------ Records for this exercise ------

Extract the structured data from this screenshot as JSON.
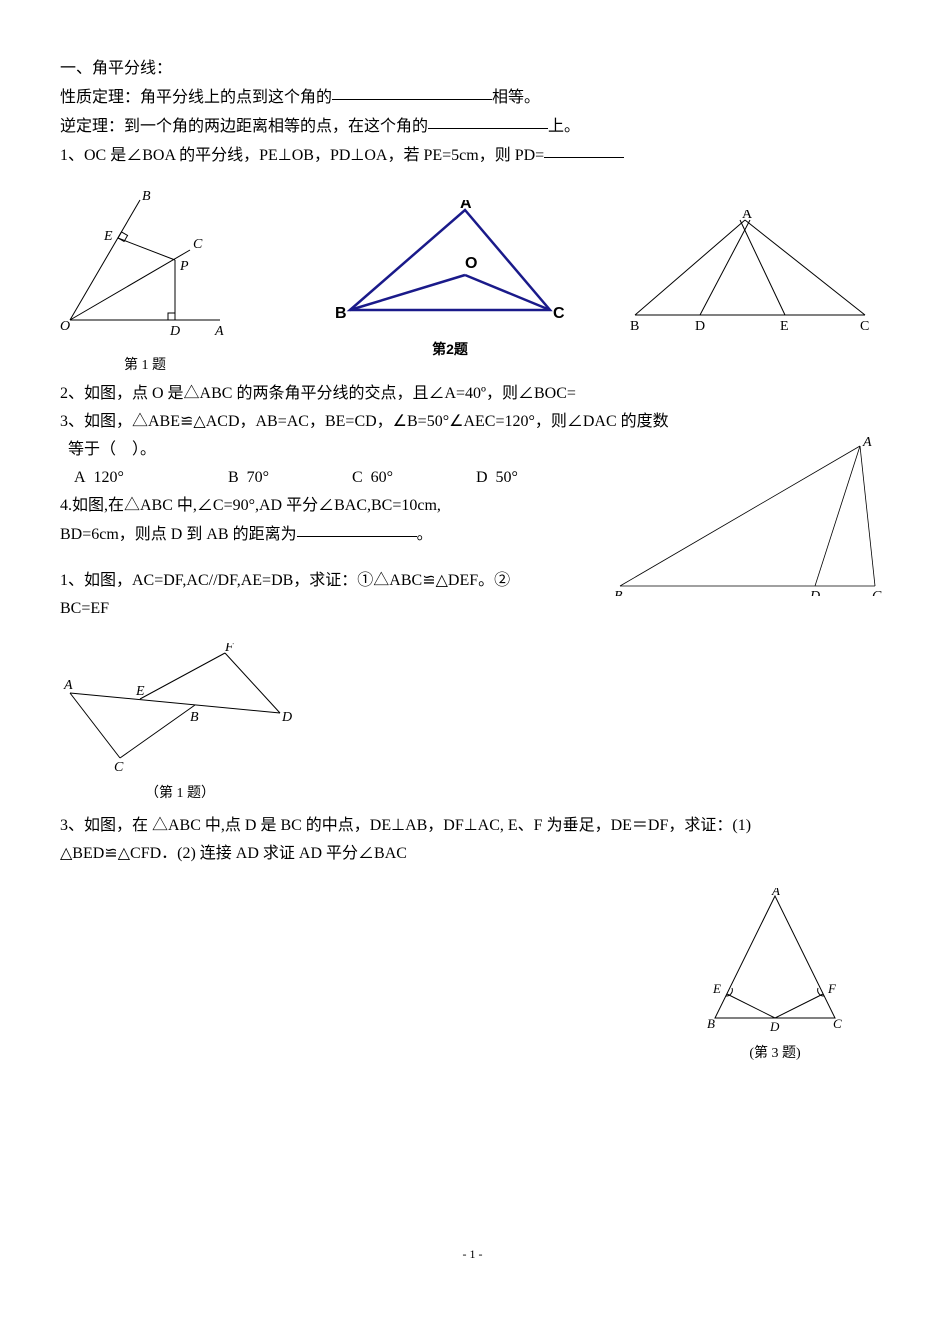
{
  "heading": "一、角平分线：",
  "propLine1a": "性质定理：角平分线上的点到这个角的",
  "propLine1b": "相等。",
  "propLine2a": "逆定理：到一个角的两边距离相等的点，在这个角的",
  "propLine2b": "上。",
  "q1a": "1、OC 是∠BOA 的平分线，PE⊥OB，PD⊥OA，若 PE=5cm，则 PD=",
  "figs": {
    "fig1": {
      "type": "diagram",
      "labels": {
        "O": "O",
        "B": "B",
        "E": "E",
        "C": "C",
        "P": "P",
        "D": "D",
        "A": "A"
      },
      "caption": "第 1 题",
      "stroke": "#000000",
      "stroke_width": 1,
      "italic": true
    },
    "fig2": {
      "type": "diagram",
      "labels": {
        "A": "A",
        "B": "B",
        "C": "C",
        "O": "O"
      },
      "caption": "第2题",
      "stroke": "#1a1a8a",
      "stroke_width": 2.5,
      "bold": true
    },
    "fig3": {
      "type": "diagram",
      "labels": {
        "A": "A",
        "B": "B",
        "D": "D",
        "E": "E",
        "C": "C"
      },
      "stroke": "#000000",
      "stroke_width": 1
    },
    "fig4": {
      "type": "diagram",
      "labels": {
        "A": "A",
        "B": "B",
        "D": "D",
        "C": "C"
      },
      "stroke": "#000000",
      "stroke_width": 0.8
    },
    "fig5": {
      "type": "diagram",
      "labels": {
        "A": "A",
        "E": "E",
        "B": "B",
        "D": "D",
        "F": "F",
        "C": "C"
      },
      "stroke": "#000000",
      "stroke_width": 1,
      "caption": "（第 1 题）"
    },
    "fig6": {
      "type": "diagram",
      "labels": {
        "A": "A",
        "E": "E",
        "F": "F",
        "B": "B",
        "D": "D",
        "C": "C"
      },
      "stroke": "#000000",
      "stroke_width": 1,
      "caption": "(第 3 题)"
    }
  },
  "q2": "2、如图，点 O 是△ABC 的两条角平分线的交点，且∠A=40º，则∠BOC=",
  "q3a": "3、如图，△ABE≌△ACD，AB=AC，BE=CD，∠B=50°∠AEC=120°，则∠DAC 的度数",
  "q3b": "等于（    ）。",
  "q3opts": {
    "A": "A  120°",
    "B": "B  70°",
    "C": "C  60°",
    "D": "D  50°"
  },
  "q4a": "4.如图,在△ABC 中,∠C=90°,AD 平分∠BAC,BC=10cm,",
  "q4b_a": "BD=6cm，则点 D 到 AB 的距离为",
  "q4b_b": "。",
  "proof1a": "1、如图，AC=DF,AC//DF,AE=DB，求证：①△ABC≌△DEF。②",
  "proof1b": "BC=EF",
  "proof3a": "3、如图，在 △ABC 中,点 D 是 BC 的中点，DE⊥AB，DF⊥AC, E、F 为垂足，DE＝DF，求证：(1)",
  "proof3b": "△BED≌△CFD．(2) 连接 AD 求证 AD 平分∠BAC",
  "pagenum": "- 1 -",
  "blanks": {
    "w1": 160,
    "w2": 120,
    "w3": 80,
    "w4": 120
  }
}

------

**Task details**
Go through the listing above and quote it exactly, apart from its images.

**The answer**
Extract the structured data from this screenshot as JSON.
{
  "heading": "一、角平分线：",
  "propLine1a": "性质定理：角平分线上的点到这个角的",
  "propLine1b": "相等。",
  "propLine2a": "逆定理：到一个角的两边距离相等的点，在这个角的",
  "propLine2b": "上。",
  "q1a": "1、OC 是∠BOA 的平分线，PE⊥OB，PD⊥OA，若 PE=5cm，则 PD=",
  "figs": {
    "fig1": {
      "type": "diagram",
      "labels": {
        "O": "O",
        "B": "B",
        "E": "E",
        "C": "C",
        "P": "P",
        "D": "D",
        "A": "A"
      },
      "caption": "第 1 题",
      "stroke": "#000000",
      "stroke_width": 1,
      "italic": true
    },
    "fig2": {
      "type": "diagram",
      "labels": {
        "A": "A",
        "B": "B",
        "C": "C",
        "O": "O"
      },
      "caption": "第2题",
      "stroke": "#1a1a8a",
      "stroke_width": 2.5,
      "bold": true
    },
    "fig3": {
      "type": "diagram",
      "labels": {
        "A": "A",
        "B": "B",
        "D": "D",
        "E": "E",
        "C": "C"
      },
      "stroke": "#000000",
      "stroke_width": 1
    },
    "fig4": {
      "type": "diagram",
      "labels": {
        "A": "A",
        "B": "B",
        "D": "D",
        "C": "C"
      },
      "stroke": "#000000",
      "stroke_width": 0.8
    },
    "fig5": {
      "type": "diagram",
      "labels": {
        "A": "A",
        "E": "E",
        "B": "B",
        "D": "D",
        "F": "F",
        "C": "C"
      },
      "stroke": "#000000",
      "stroke_width": 1,
      "caption": "（第 1 题）"
    },
    "fig6": {
      "type": "diagram",
      "labels": {
        "A": "A",
        "E": "E",
        "F": "F",
        "B": "B",
        "D": "D",
        "C": "C"
      },
      "stroke": "#000000",
      "stroke_width": 1,
      "caption": "(第 3 题)"
    }
  },
  "q2": "2、如图，点 O 是△ABC 的两条角平分线的交点，且∠A=40º，则∠BOC=",
  "q3a": "3、如图，△ABE≌△ACD，AB=AC，BE=CD，∠B=50°∠AEC=120°，则∠DAC 的度数",
  "q3b": "等于（    ）。",
  "q3opts": {
    "A": "A  120°",
    "B": "B  70°",
    "C": "C  60°",
    "D": "D  50°"
  },
  "q4a": "4.如图,在△ABC 中,∠C=90°,AD 平分∠BAC,BC=10cm,",
  "q4b_a": "BD=6cm，则点 D 到 AB 的距离为",
  "q4b_b": "。",
  "proof1a": "1、如图，AC=DF,AC//DF,AE=DB，求证：①△ABC≌△DEF。②",
  "proof1b": "BC=EF",
  "proof3a": "3、如图，在 △ABC 中,点 D 是 BC 的中点，DE⊥AB，DF⊥AC, E、F 为垂足，DE＝DF，求证：(1)",
  "proof3b": "△BED≌△CFD．(2) 连接 AD 求证 AD 平分∠BAC",
  "pagenum": "- 1 -",
  "blanks": {
    "w1": 160,
    "w2": 120,
    "w3": 80,
    "w4": 120
  }
}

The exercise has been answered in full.